__What this task involves__:
Below are some records; repeat them all exactly, minus the pictures.

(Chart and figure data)
= = = = = = =

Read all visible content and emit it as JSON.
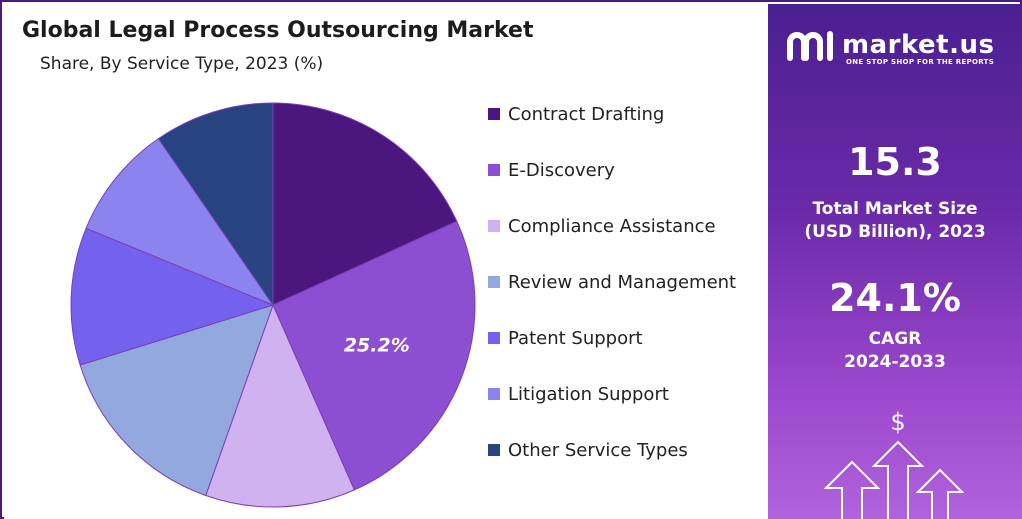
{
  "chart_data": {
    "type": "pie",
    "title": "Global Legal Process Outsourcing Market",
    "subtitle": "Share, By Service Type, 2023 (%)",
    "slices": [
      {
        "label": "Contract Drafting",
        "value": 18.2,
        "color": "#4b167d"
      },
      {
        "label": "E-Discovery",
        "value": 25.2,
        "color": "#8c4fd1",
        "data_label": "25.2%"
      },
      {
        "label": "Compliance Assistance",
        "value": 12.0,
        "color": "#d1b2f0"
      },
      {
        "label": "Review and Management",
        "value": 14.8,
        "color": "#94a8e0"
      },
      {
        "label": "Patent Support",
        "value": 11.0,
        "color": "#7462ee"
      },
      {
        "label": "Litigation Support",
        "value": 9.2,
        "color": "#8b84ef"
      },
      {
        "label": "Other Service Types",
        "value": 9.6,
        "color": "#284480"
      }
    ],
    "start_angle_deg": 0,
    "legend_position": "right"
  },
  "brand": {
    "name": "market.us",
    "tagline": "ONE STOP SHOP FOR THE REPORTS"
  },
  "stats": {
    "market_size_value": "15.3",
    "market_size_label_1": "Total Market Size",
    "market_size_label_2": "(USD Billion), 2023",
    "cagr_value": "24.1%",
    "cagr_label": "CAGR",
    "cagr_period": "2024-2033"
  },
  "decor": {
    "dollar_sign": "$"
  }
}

= = = = = = =

__Solution for this exercise__:
Read all visible content and emit it as JSON.
{
  "chart_data": {
    "type": "pie",
    "title": "Global Legal Process Outsourcing Market",
    "subtitle": "Share, By Service Type, 2023 (%)",
    "slices": [
      {
        "label": "Contract Drafting",
        "value": 18.2,
        "color": "#4b167d"
      },
      {
        "label": "E-Discovery",
        "value": 25.2,
        "color": "#8c4fd1",
        "data_label": "25.2%"
      },
      {
        "label": "Compliance Assistance",
        "value": 12.0,
        "color": "#d1b2f0"
      },
      {
        "label": "Review and Management",
        "value": 14.8,
        "color": "#94a8e0"
      },
      {
        "label": "Patent Support",
        "value": 11.0,
        "color": "#7462ee"
      },
      {
        "label": "Litigation Support",
        "value": 9.2,
        "color": "#8b84ef"
      },
      {
        "label": "Other Service Types",
        "value": 9.6,
        "color": "#284480"
      }
    ],
    "start_angle_deg": 0,
    "legend_position": "right"
  },
  "brand": {
    "name": "market.us",
    "tagline": "ONE STOP SHOP FOR THE REPORTS"
  },
  "stats": {
    "market_size_value": "15.3",
    "market_size_label_1": "Total Market Size",
    "market_size_label_2": "(USD Billion), 2023",
    "cagr_value": "24.1%",
    "cagr_label": "CAGR",
    "cagr_period": "2024-2033"
  },
  "decor": {
    "dollar_sign": "$"
  }
}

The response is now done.